PROBLEM REQUIREMENTS => Repeat every entry word for word, but leave the images out of your copy.

GIVEN RECORDS =>
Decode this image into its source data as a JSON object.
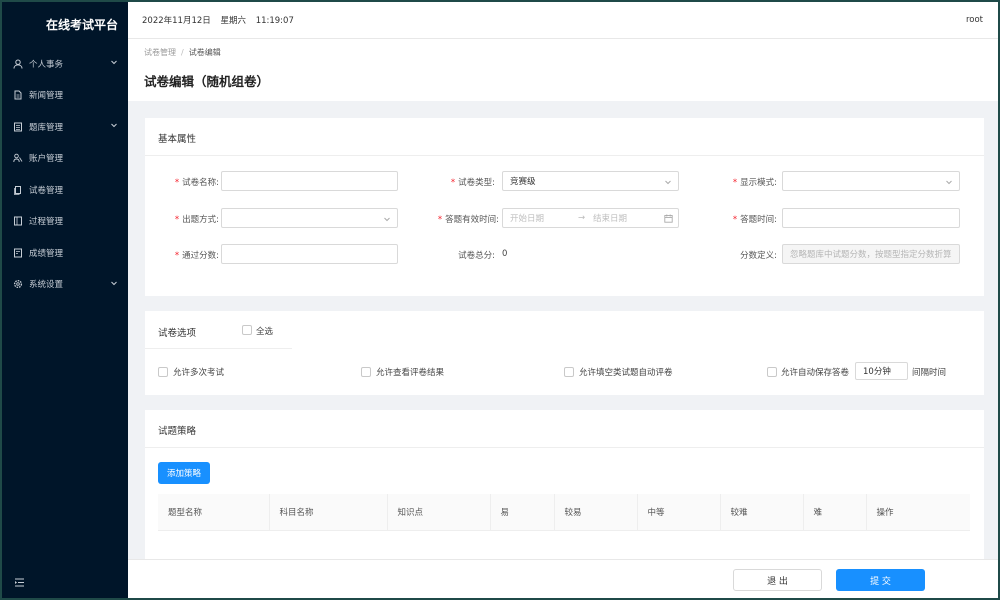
{
  "app": {
    "title": "在线考试平台"
  },
  "sidebar": {
    "items": [
      {
        "label": "个人事务",
        "icon": "user-icon",
        "expandable": true
      },
      {
        "label": "新闻管理",
        "icon": "document-icon",
        "expandable": false
      },
      {
        "label": "题库管理",
        "icon": "list-icon",
        "expandable": true
      },
      {
        "label": "账户管理",
        "icon": "users-icon",
        "expandable": false
      },
      {
        "label": "试卷管理",
        "icon": "paper-icon",
        "expandable": false
      },
      {
        "label": "过程管理",
        "icon": "book-icon",
        "expandable": false
      },
      {
        "label": "成绩管理",
        "icon": "grade-icon",
        "expandable": false
      },
      {
        "label": "系统设置",
        "icon": "gear-icon",
        "expandable": true
      }
    ]
  },
  "header": {
    "date": "2022年11月12日",
    "weekday": "星期六",
    "time": "11:19:07",
    "user": "root"
  },
  "breadcrumb": {
    "parent": "试卷管理",
    "sep": "/",
    "current": "试卷编辑"
  },
  "page": {
    "title": "试卷编辑（随机组卷）"
  },
  "basic": {
    "title": "基本属性",
    "name_label": "试卷名称:",
    "type_label": "试卷类型:",
    "type_value": "竞赛级",
    "display_label": "显示模式:",
    "method_label": "出题方式:",
    "valid_label": "答题有效时间:",
    "start_placeholder": "开始日期",
    "range_arrow": "→",
    "end_placeholder": "结束日期",
    "duration_label": "答题时间:",
    "pass_label": "通过分数:",
    "total_label": "试卷总分:",
    "total_value": "0",
    "score_def_label": "分数定义:",
    "score_def_placeholder": "忽略题库中试题分数，按题型指定分数折算"
  },
  "options": {
    "title": "试卷选项",
    "select_all": "全选",
    "multi_exam": "允许多次考试",
    "view_result": "允许查看评卷结果",
    "auto_grade": "允许填空类试题自动评卷",
    "auto_save": "允许自动保存答卷",
    "interval_value": "10分钟",
    "interval_suffix": "间隔时间"
  },
  "strategy": {
    "title": "试题策略",
    "add_button": "添加策略",
    "columns": [
      "题型名称",
      "科目名称",
      "知识点",
      "易",
      "较易",
      "中等",
      "较难",
      "难",
      "操作"
    ]
  },
  "footer": {
    "exit": "退 出",
    "submit": "提 交"
  },
  "colors": {
    "sidebar": "#001529",
    "primary": "#1890ff",
    "required": "#f5222d"
  }
}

RESULT =>
Decode this image into its source data as a JSON object.
{
  "app": {
    "title": "在线考试平台"
  },
  "sidebar": {
    "items": [
      {
        "label": "个人事务",
        "icon": "user-icon",
        "expandable": true
      },
      {
        "label": "新闻管理",
        "icon": "document-icon",
        "expandable": false
      },
      {
        "label": "题库管理",
        "icon": "list-icon",
        "expandable": true
      },
      {
        "label": "账户管理",
        "icon": "users-icon",
        "expandable": false
      },
      {
        "label": "试卷管理",
        "icon": "paper-icon",
        "expandable": false
      },
      {
        "label": "过程管理",
        "icon": "book-icon",
        "expandable": false
      },
      {
        "label": "成绩管理",
        "icon": "grade-icon",
        "expandable": false
      },
      {
        "label": "系统设置",
        "icon": "gear-icon",
        "expandable": true
      }
    ]
  },
  "header": {
    "date": "2022年11月12日",
    "weekday": "星期六",
    "time": "11:19:07",
    "user": "root"
  },
  "breadcrumb": {
    "parent": "试卷管理",
    "sep": "/",
    "current": "试卷编辑"
  },
  "page": {
    "title": "试卷编辑（随机组卷）"
  },
  "basic": {
    "title": "基本属性",
    "name_label": "试卷名称:",
    "type_label": "试卷类型:",
    "type_value": "竞赛级",
    "display_label": "显示模式:",
    "method_label": "出题方式:",
    "valid_label": "答题有效时间:",
    "start_placeholder": "开始日期",
    "range_arrow": "→",
    "end_placeholder": "结束日期",
    "duration_label": "答题时间:",
    "pass_label": "通过分数:",
    "total_label": "试卷总分:",
    "total_value": "0",
    "score_def_label": "分数定义:",
    "score_def_placeholder": "忽略题库中试题分数，按题型指定分数折算"
  },
  "options": {
    "title": "试卷选项",
    "select_all": "全选",
    "multi_exam": "允许多次考试",
    "view_result": "允许查看评卷结果",
    "auto_grade": "允许填空类试题自动评卷",
    "auto_save": "允许自动保存答卷",
    "interval_value": "10分钟",
    "interval_suffix": "间隔时间"
  },
  "strategy": {
    "title": "试题策略",
    "add_button": "添加策略",
    "columns": [
      "题型名称",
      "科目名称",
      "知识点",
      "易",
      "较易",
      "中等",
      "较难",
      "难",
      "操作"
    ]
  },
  "footer": {
    "exit": "退 出",
    "submit": "提 交"
  },
  "colors": {
    "sidebar": "#001529",
    "primary": "#1890ff",
    "required": "#f5222d"
  }
}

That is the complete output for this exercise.